** BEGIN PAGE TEXT **

Even more outrageous, Rogers and Daniels say, is that Frederick Engelhardt remains Walls' court-appointed guardian - almost two weeks after his arrest in his mother's brutal death.

Jenny Dexter, an MRDD spokeswoman, says that the agency could not respond to Leigh's October request, but that a social worker had already been looking into Walls' living conditions. She says an MRDD social worker notified Probate Court that there were problems at the home. That contact is not noted in court records.

Red flags

Walls is considered severely mentally retarded, with an IQ below 50.

"In some ways she's smart, but she functions on the level of a 5 or 6 year old," says Daniels, 42, of Price Hill.

Walls gets dressed by herself, but sometimes puts things on backward and needs help adjusting the clothes. She can talk, but has trouble with finding the right words and often makes up names when she can't say the right word. She loves to play with dolls and costume jewelry.

** END PAGE TEXT **
** BEGIN WORKING DATA **

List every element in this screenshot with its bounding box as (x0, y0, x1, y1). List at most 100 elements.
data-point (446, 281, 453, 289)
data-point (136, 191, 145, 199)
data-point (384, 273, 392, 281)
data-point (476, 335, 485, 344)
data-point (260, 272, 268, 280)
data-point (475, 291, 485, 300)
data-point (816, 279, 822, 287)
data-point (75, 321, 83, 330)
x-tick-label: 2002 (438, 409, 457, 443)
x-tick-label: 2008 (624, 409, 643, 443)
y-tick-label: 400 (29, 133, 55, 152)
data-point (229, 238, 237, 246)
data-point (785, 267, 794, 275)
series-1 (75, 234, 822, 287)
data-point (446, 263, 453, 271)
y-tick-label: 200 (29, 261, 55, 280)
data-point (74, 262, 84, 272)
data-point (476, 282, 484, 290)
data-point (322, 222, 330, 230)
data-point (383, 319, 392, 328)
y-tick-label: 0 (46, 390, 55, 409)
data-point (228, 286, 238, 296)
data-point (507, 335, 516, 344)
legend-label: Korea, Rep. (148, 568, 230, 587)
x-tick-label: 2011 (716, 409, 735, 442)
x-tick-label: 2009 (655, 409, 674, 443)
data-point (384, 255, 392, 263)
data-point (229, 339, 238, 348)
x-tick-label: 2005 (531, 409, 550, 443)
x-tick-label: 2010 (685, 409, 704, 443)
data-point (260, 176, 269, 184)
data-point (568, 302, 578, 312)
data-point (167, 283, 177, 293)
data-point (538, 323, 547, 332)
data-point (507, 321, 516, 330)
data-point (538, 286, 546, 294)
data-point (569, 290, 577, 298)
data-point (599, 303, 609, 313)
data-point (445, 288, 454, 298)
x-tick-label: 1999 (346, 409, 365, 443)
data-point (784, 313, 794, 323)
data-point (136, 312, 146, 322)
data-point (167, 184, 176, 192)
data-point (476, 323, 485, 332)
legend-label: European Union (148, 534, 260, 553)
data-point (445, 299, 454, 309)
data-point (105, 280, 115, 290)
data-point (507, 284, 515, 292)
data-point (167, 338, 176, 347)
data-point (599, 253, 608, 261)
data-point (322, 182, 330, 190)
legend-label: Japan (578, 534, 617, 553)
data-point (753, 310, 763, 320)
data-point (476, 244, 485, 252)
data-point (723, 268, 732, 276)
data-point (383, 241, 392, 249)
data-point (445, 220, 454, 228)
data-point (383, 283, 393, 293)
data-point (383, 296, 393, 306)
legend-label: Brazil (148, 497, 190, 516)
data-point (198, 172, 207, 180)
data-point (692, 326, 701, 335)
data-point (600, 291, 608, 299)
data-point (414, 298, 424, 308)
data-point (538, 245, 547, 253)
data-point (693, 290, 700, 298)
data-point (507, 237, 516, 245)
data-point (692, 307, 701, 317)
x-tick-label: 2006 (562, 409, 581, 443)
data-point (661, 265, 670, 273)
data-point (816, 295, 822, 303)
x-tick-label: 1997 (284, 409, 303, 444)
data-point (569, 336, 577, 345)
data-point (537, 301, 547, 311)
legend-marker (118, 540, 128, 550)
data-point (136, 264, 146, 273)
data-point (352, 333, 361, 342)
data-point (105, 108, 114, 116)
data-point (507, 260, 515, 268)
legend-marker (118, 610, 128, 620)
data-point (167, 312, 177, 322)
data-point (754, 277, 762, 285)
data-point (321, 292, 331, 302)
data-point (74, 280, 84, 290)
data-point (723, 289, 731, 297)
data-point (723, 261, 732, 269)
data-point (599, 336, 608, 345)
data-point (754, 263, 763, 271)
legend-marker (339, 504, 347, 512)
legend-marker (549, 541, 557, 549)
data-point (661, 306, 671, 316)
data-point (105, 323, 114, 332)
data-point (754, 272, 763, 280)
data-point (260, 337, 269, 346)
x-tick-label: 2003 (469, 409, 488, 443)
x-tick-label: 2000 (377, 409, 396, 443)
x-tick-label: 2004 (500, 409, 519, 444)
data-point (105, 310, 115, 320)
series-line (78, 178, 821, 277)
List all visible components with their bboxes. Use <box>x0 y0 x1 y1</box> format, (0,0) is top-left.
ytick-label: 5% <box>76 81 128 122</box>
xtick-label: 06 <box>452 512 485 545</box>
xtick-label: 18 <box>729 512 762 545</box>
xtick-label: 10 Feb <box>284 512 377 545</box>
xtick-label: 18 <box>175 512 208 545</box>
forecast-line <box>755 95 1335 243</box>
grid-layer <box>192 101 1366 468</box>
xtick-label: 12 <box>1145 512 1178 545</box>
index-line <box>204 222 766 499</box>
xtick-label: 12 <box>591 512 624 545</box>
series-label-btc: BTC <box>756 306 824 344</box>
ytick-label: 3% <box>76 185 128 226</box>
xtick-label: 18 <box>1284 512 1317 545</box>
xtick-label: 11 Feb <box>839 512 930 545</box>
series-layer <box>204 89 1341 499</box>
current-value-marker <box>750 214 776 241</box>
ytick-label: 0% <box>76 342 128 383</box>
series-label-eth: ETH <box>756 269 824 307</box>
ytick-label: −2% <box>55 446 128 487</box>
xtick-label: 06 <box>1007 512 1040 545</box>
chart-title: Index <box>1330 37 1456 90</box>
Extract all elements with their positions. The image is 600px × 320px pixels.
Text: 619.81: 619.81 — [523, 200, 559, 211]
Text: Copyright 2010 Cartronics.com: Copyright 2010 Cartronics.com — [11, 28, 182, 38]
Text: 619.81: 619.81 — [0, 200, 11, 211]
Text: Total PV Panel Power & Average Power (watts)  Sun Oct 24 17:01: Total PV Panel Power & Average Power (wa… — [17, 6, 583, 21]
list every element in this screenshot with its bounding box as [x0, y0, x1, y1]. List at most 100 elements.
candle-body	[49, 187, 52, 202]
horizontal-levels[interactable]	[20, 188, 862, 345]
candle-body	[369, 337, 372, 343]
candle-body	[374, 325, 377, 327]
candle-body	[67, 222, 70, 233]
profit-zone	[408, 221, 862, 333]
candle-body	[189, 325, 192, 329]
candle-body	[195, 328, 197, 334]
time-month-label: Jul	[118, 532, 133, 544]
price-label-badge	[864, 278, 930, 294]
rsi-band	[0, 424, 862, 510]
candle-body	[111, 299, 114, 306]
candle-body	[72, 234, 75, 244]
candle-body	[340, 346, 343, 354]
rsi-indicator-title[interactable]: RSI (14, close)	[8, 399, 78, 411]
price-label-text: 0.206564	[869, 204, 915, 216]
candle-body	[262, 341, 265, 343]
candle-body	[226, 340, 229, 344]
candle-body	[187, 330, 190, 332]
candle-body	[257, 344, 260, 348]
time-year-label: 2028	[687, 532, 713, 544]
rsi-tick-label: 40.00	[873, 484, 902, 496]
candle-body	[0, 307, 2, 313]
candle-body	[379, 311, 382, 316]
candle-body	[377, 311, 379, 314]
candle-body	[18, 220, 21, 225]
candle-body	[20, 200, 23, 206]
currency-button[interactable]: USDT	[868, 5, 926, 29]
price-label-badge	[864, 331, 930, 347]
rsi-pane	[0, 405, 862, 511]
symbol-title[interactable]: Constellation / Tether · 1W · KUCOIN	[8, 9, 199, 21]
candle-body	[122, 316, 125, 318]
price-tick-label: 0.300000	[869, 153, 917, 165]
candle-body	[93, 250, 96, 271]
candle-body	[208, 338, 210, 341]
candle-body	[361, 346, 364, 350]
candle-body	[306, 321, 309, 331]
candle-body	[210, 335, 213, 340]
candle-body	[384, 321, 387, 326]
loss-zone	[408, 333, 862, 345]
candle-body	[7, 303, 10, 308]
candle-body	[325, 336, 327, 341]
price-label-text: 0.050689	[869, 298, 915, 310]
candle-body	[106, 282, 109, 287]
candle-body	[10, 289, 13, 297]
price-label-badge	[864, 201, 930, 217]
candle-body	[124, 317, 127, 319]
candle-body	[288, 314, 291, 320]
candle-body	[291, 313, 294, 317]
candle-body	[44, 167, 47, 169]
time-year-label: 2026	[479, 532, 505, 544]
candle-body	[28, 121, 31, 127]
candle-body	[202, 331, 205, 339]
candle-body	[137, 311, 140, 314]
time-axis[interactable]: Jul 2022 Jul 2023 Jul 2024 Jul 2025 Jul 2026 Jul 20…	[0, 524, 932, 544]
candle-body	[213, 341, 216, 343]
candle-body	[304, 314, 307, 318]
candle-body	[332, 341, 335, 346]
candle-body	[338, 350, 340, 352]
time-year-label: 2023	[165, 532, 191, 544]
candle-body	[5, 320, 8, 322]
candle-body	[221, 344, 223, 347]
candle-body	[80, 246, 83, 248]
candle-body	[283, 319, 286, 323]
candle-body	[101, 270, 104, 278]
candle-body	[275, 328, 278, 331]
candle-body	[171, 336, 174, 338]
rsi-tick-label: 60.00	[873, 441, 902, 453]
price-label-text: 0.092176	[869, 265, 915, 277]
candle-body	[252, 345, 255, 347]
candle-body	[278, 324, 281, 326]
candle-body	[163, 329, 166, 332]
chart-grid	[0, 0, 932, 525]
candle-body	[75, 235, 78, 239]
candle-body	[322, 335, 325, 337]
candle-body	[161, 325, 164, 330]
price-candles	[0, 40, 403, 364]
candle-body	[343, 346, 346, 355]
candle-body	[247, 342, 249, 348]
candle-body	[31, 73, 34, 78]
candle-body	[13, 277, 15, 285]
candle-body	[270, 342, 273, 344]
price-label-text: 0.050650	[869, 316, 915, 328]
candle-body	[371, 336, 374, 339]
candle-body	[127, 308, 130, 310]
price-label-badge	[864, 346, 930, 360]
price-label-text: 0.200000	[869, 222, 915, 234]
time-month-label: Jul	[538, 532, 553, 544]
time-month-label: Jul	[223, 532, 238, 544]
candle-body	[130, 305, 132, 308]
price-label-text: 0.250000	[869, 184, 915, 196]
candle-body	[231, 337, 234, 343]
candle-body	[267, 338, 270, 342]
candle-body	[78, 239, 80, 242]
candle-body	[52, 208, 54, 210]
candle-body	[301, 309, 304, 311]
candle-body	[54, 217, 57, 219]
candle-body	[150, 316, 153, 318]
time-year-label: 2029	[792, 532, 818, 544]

** END WORKING DATA **

**GIVEN PROBLEM 1:** Name every person the page text mentions by name.
**GIVEN PROBLEM 2:** Please echo everything in the rows, from the very first one down to the row that contains "data-point (384, 255, 392, 263)", both ends included.

**WORKED SOLUTION 1:** Rogers, Daniels, Frederick Engelhardt, Walls, Jenny Dexter, Leigh

**WORKED SOLUTION 2:**
List every element in this screenshot with its bounding box as (x0, y0, x1, y1). List at most 100 elements.
data-point (446, 281, 453, 289)
data-point (136, 191, 145, 199)
data-point (384, 273, 392, 281)
data-point (476, 335, 485, 344)
data-point (260, 272, 268, 280)
data-point (475, 291, 485, 300)
data-point (816, 279, 822, 287)
data-point (75, 321, 83, 330)
x-tick-label: 2002 (438, 409, 457, 443)
x-tick-label: 2008 (624, 409, 643, 443)
y-tick-label: 400 (29, 133, 55, 152)
data-point (229, 238, 237, 246)
data-point (785, 267, 794, 275)
series-1 (75, 234, 822, 287)
data-point (446, 263, 453, 271)
y-tick-label: 200 (29, 261, 55, 280)
data-point (74, 262, 84, 272)
data-point (476, 282, 484, 290)
data-point (322, 222, 330, 230)
data-point (383, 319, 392, 328)
y-tick-label: 0 (46, 390, 55, 409)
data-point (228, 286, 238, 296)
data-point (507, 335, 516, 344)
legend-label: Korea, Rep. (148, 568, 230, 587)
x-tick-label: 2011 (716, 409, 735, 442)
x-tick-label: 2009 (655, 409, 674, 443)
data-point (384, 255, 392, 263)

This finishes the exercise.